Excerpt from a dataset
####################
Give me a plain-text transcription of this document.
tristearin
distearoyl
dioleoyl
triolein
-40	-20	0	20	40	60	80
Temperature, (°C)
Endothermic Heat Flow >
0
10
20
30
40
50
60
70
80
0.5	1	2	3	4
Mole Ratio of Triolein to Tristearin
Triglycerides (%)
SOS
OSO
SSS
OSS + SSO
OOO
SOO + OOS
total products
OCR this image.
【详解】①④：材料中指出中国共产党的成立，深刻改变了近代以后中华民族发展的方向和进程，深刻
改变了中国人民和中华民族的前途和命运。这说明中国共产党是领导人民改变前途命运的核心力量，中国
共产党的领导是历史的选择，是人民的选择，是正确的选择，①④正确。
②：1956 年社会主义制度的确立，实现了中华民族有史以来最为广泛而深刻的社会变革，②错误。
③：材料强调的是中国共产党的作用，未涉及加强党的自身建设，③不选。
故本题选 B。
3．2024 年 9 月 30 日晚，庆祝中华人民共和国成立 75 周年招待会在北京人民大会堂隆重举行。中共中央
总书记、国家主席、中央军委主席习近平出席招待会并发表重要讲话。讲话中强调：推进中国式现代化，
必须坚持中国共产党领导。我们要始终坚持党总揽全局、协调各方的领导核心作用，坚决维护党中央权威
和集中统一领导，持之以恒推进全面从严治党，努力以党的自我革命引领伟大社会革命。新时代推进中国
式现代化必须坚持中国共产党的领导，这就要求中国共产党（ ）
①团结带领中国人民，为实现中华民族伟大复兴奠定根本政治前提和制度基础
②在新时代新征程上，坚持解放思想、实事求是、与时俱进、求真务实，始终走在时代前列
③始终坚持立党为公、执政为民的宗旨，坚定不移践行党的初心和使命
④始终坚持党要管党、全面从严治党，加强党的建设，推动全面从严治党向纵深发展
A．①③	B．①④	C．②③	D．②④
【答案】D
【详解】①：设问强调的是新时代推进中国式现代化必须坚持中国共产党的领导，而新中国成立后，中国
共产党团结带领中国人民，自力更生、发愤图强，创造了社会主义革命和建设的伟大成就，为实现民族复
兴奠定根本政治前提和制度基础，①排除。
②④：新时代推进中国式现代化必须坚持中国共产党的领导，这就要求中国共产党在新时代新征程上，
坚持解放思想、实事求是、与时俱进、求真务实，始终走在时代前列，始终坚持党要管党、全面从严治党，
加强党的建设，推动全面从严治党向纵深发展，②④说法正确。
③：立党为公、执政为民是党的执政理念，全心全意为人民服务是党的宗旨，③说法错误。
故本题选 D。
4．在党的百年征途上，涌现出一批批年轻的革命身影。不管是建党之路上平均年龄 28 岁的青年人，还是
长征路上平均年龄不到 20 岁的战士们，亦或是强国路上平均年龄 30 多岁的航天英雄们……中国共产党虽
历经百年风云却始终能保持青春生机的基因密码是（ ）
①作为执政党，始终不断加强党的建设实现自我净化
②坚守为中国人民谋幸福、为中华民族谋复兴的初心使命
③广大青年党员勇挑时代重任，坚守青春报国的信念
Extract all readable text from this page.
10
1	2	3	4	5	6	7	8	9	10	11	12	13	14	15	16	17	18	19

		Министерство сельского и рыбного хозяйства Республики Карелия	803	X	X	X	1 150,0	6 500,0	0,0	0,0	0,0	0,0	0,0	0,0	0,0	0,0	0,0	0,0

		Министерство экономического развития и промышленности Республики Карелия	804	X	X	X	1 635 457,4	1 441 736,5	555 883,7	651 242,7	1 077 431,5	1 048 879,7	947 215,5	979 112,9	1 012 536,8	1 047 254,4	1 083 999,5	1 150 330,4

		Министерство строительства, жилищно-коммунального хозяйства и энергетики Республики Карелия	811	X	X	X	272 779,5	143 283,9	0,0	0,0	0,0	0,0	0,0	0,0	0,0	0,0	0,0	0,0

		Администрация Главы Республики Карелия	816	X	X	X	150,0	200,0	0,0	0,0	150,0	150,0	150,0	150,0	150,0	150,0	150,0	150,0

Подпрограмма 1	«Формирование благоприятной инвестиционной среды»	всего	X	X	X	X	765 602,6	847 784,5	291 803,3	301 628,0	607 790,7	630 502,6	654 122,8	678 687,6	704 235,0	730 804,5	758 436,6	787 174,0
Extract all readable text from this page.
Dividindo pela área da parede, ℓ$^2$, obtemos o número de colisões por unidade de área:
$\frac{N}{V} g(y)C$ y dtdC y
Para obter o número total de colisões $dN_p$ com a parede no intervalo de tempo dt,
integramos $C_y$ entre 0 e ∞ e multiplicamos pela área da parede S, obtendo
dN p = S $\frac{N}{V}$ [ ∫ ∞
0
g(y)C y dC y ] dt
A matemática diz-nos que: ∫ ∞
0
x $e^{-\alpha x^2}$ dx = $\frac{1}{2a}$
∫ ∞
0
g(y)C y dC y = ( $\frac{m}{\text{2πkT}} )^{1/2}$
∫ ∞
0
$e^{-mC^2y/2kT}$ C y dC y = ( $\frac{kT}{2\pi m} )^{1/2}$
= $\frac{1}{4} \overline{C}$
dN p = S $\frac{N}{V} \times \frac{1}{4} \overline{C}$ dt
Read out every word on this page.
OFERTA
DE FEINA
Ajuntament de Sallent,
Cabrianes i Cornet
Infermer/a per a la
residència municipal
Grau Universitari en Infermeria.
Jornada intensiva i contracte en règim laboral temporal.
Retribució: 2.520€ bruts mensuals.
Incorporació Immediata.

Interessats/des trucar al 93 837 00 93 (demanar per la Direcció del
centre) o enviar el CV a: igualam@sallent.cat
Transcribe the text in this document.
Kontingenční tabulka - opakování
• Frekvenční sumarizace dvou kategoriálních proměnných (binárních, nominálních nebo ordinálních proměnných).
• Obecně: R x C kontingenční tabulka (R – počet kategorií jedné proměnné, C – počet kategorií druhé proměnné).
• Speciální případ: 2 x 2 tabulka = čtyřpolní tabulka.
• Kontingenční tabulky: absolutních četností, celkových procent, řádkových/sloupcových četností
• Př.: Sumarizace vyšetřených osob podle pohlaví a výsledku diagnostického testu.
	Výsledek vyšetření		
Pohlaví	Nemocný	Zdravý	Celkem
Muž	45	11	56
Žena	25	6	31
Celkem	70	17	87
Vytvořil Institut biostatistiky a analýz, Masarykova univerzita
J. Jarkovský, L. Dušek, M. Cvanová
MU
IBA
####################
* [What this task involves]
Give back all the records exactly as they stand.

* [Right answer]
Give me a plain-text transcription of this document.
tristearin
distearoyl
dioleoyl
triolein
-40	-20	0	20	40	60	80
Temperature, (°C)
Endothermic Heat Flow >
0
10
20
30
40
50
60
70
80
0.5	1	2	3	4
Mole Ratio of Triolein to Tristearin
Triglycerides (%)
SOS
OSO
SSS
OSS + SSO
OOO
SOO + OOS
total products
OCR this image.
【详解】①④：材料中指出中国共产党的成立，深刻改变了近代以后中华民族发展的方向和进程，深刻
改变了中国人民和中华民族的前途和命运。这说明中国共产党是领导人民改变前途命运的核心力量，中国
共产党的领导是历史的选择，是人民的选择，是正确的选择，①④正确。
②：1956 年社会主义制度的确立，实现了中华民族有史以来最为广泛而深刻的社会变革，②错误。
③：材料强调的是中国共产党的作用，未涉及加强党的自身建设，③不选。
故本题选 B。
3．2024 年 9 月 30 日晚，庆祝中华人民共和国成立 75 周年招待会在北京人民大会堂隆重举行。中共中央
总书记、国家主席、中央军委主席习近平出席招待会并发表重要讲话。讲话中强调：推进中国式现代化，
必须坚持中国共产党领导。我们要始终坚持党总揽全局、协调各方的领导核心作用，坚决维护党中央权威
和集中统一领导，持之以恒推进全面从严治党，努力以党的自我革命引领伟大社会革命。新时代推进中国
式现代化必须坚持中国共产党的领导，这就要求中国共产党（ ）
①团结带领中国人民，为实现中华民族伟大复兴奠定根本政治前提和制度基础
②在新时代新征程上，坚持解放思想、实事求是、与时俱进、求真务实，始终走在时代前列
③始终坚持立党为公、执政为民的宗旨，坚定不移践行党的初心和使命
④始终坚持党要管党、全面从严治党，加强党的建设，推动全面从严治党向纵深发展
A．①③	B．①④	C．②③	D．②④
【答案】D
【详解】①：设问强调的是新时代推进中国式现代化必须坚持中国共产党的领导，而新中国成立后，中国
共产党团结带领中国人民，自力更生、发愤图强，创造了社会主义革命和建设的伟大成就，为实现民族复
兴奠定根本政治前提和制度基础，①排除。
②④：新时代推进中国式现代化必须坚持中国共产党的领导，这就要求中国共产党在新时代新征程上，
坚持解放思想、实事求是、与时俱进、求真务实，始终走在时代前列，始终坚持党要管党、全面从严治党，
加强党的建设，推动全面从严治党向纵深发展，②④说法正确。
③：立党为公、执政为民是党的执政理念，全心全意为人民服务是党的宗旨，③说法错误。
故本题选 D。
4．在党的百年征途上，涌现出一批批年轻的革命身影。不管是建党之路上平均年龄 28 岁的青年人，还是
长征路上平均年龄不到 20 岁的战士们，亦或是强国路上平均年龄 30 多岁的航天英雄们……中国共产党虽
历经百年风云却始终能保持青春生机的基因密码是（ ）
①作为执政党，始终不断加强党的建设实现自我净化
②坚守为中国人民谋幸福、为中华民族谋复兴的初心使命
③广大青年党员勇挑时代重任，坚守青春报国的信念
Extract all readable text from this page.
10
1	2	3	4	5	6	7	8	9	10	11	12	13	14	15	16	17	18	19

		Министерство сельского и рыбного хозяйства Республики Карелия	803	X	X	X	1 150,0	6 500,0	0,0	0,0	0,0	0,0	0,0	0,0	0,0	0,0	0,0	0,0

		Министерство экономического развития и промышленности Республики Карелия	804	X	X	X	1 635 457,4	1 441 736,5	555 883,7	651 242,7	1 077 431,5	1 048 879,7	947 215,5	979 112,9	1 012 536,8	1 047 254,4	1 083 999,5	1 150 330,4

		Министерство строительства, жилищно-коммунального хозяйства и энергетики Республики Карелия	811	X	X	X	272 779,5	143 283,9	0,0	0,0	0,0	0,0	0,0	0,0	0,0	0,0	0,0	0,0

		Администрация Главы Республики Карелия	816	X	X	X	150,0	200,0	0,0	0,0	150,0	150,0	150,0	150,0	150,0	150,0	150,0	150,0

Подпрограмма 1	«Формирование благоприятной инвестиционной среды»	всего	X	X	X	X	765 602,6	847 784,5	291 803,3	301 628,0	607 790,7	630 502,6	654 122,8	678 687,6	704 235,0	730 804,5	758 436,6	787 174,0
Extract all readable text from this page.
Dividindo pela área da parede, ℓ$^2$, obtemos o número de colisões por unidade de área:
$\frac{N}{V} g(y)C$ y dtdC y
Para obter o número total de colisões $dN_p$ com a parede no intervalo de tempo dt,
integramos $C_y$ entre 0 e ∞ e multiplicamos pela área da parede S, obtendo
dN p = S $\frac{N}{V}$ [ ∫ ∞
0
g(y)C y dC y ] dt
A matemática diz-nos que: ∫ ∞
0
x $e^{-\alpha x^2}$ dx = $\frac{1}{2a}$
∫ ∞
0
g(y)C y dC y = ( $\frac{m}{\text{2πkT}} )^{1/2}$
∫ ∞
0
$e^{-mC^2y/2kT}$ C y dC y = ( $\frac{kT}{2\pi m} )^{1/2}$
= $\frac{1}{4} \overline{C}$
dN p = S $\frac{N}{V} \times \frac{1}{4} \overline{C}$ dt
Read out every word on this page.
OFERTA
DE FEINA
Ajuntament de Sallent,
Cabrianes i Cornet
Infermer/a per a la
residència municipal
Grau Universitari en Infermeria.
Jornada intensiva i contracte en règim laboral temporal.
Retribució: 2.520€ bruts mensuals.
Incorporació Immediata.

Interessats/des trucar al 93 837 00 93 (demanar per la Direcció del
centre) o enviar el CV a: igualam@sallent.cat
Transcribe the text in this document.
Kontingenční tabulka - opakování
• Frekvenční sumarizace dvou kategoriálních proměnných (binárních, nominálních nebo ordinálních proměnných).
• Obecně: R x C kontingenční tabulka (R – počet kategorií jedné proměnné, C – počet kategorií druhé proměnné).
• Speciální případ: 2 x 2 tabulka = čtyřpolní tabulka.
• Kontingenční tabulky: absolutních četností, celkových procent, řádkových/sloupcových četností
• Př.: Sumarizace vyšetřených osob podle pohlaví a výsledku diagnostického testu.
	Výsledek vyšetření		
Pohlaví	Nemocný	Zdravý	Celkem
Muž	45	11	56
Žena	25	6	31
Celkem	70	17	87
Vytvořil Institut biostatistiky a analýz, Masarykova univerzita
J. Jarkovský, L. Dušek, M. Cvanová
MU
IBA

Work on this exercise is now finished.